(begin)
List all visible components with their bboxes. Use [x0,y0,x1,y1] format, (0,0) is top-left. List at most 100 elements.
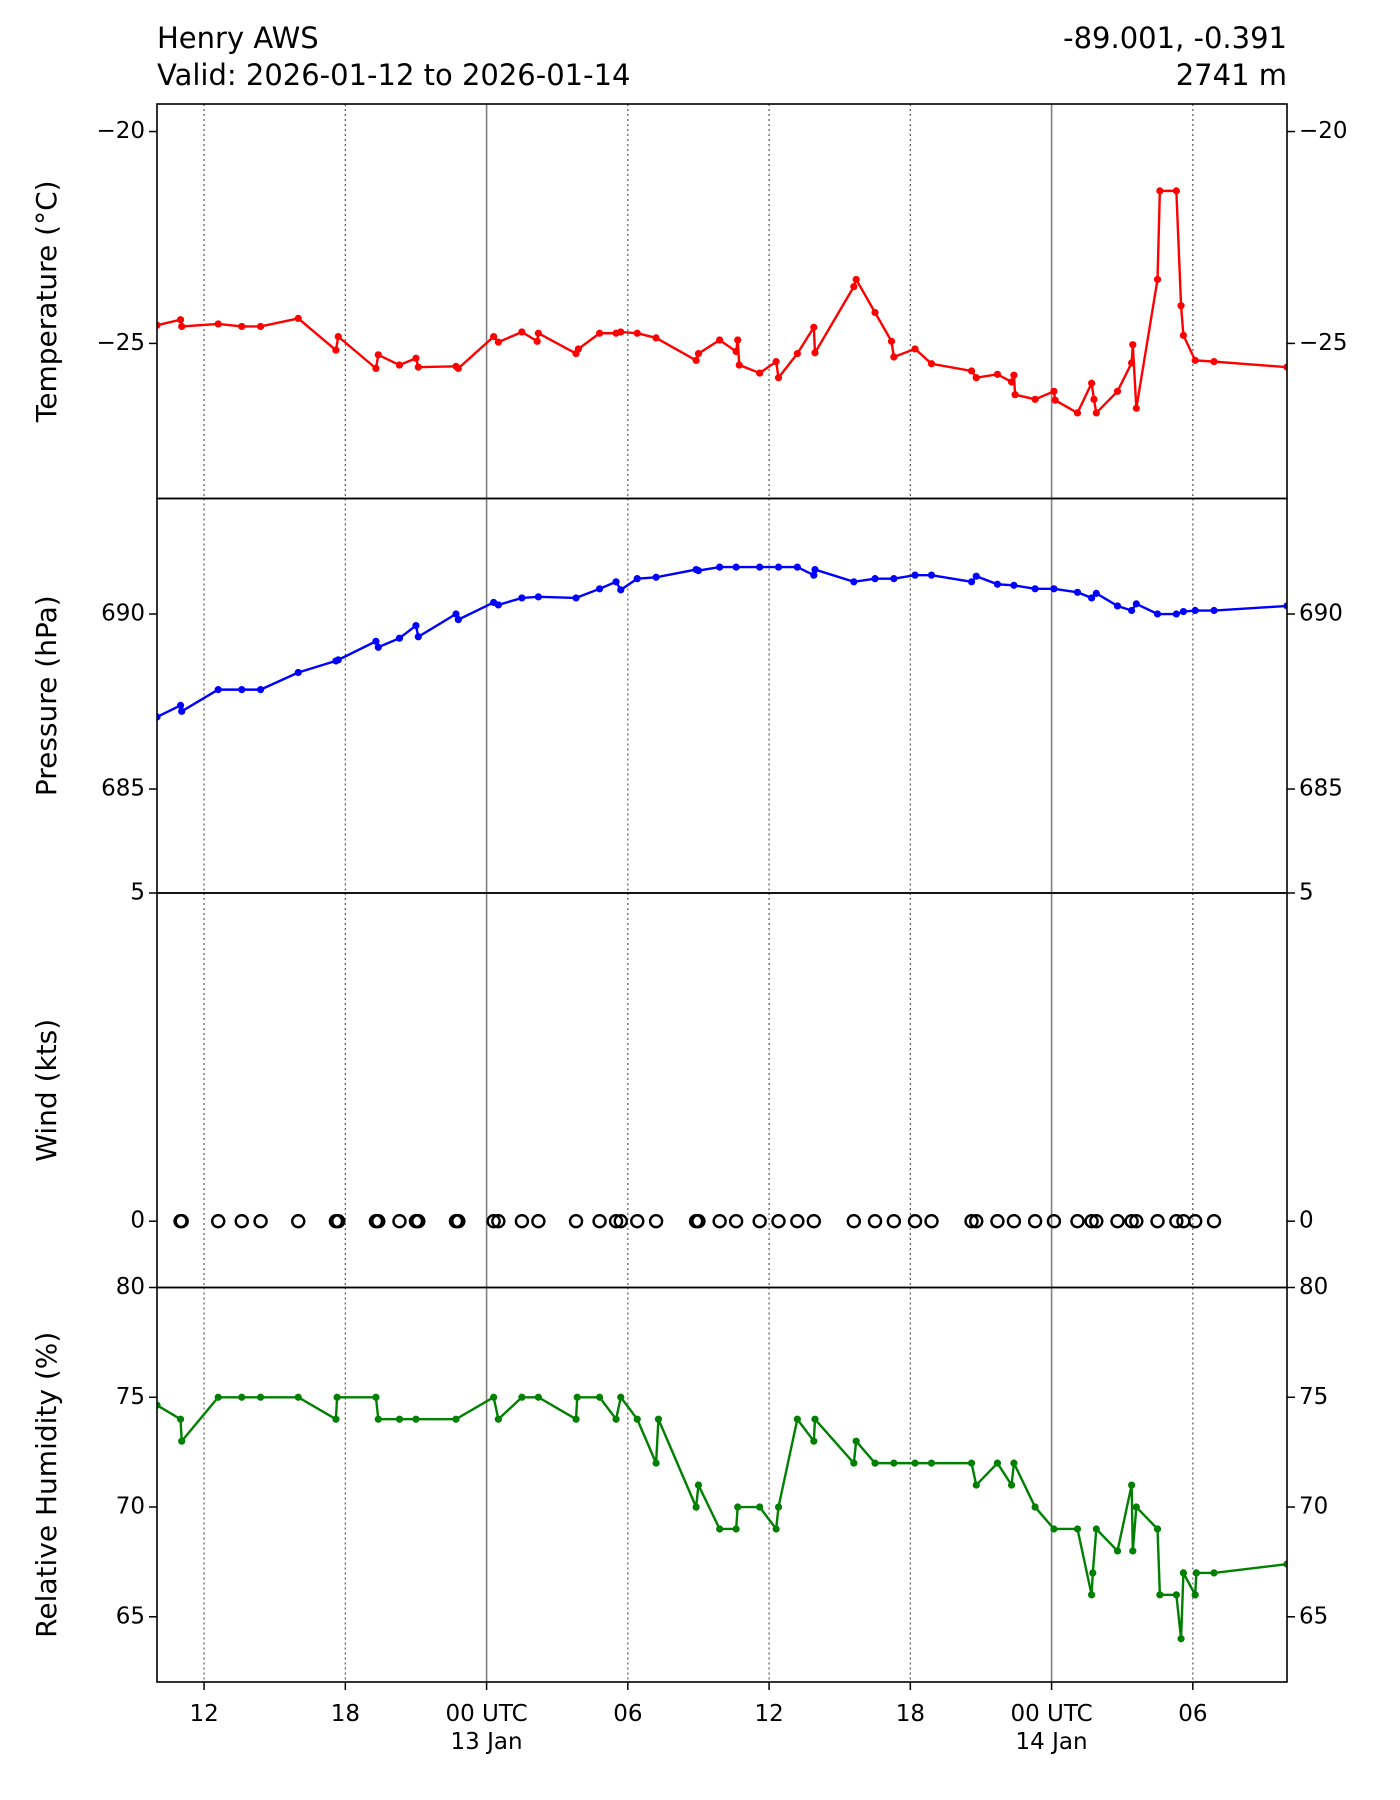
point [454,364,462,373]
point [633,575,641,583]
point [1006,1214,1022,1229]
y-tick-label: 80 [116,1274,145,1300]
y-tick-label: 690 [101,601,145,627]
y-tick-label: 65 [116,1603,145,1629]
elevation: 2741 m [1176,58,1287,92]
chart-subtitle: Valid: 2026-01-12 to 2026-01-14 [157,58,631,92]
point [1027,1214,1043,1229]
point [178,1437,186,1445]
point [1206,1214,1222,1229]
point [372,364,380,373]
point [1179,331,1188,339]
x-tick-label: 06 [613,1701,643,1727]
(end)
EXERCISE DESCRIPTION: Format each line of the listing above as a JSON array of strings, one string per line, with blank lines and the pictures left out.

TASK OUTPUT:
[
  "List all visible components with their bboxes. Use [x0,y0,x1,y1] format, (0,0) is top-left. List at most 100 elements.",
  "point [454,364,462,373]",
  "point [633,575,641,583]",
  "point [1006,1214,1022,1229]",
  "y-tick-label: 80 [116,1274,145,1300]",
  "y-tick-label: 690 [101,601,145,627]",
  "y-tick-label: 65 [116,1603,145,1629]",
  "elevation: 2741 m [1176,58,1287,92]",
  "chart-subtitle: Valid: 2026-01-12 to 2026-01-14 [157,58,631,92]",
  "point [1027,1214,1043,1229]",
  "point [178,1437,186,1445]",
  "point [1206,1214,1222,1229]",
  "point [372,364,380,373]",
  "point [1179,331,1188,339]",
  "x-tick-label: 06 [613,1701,643,1727]"
]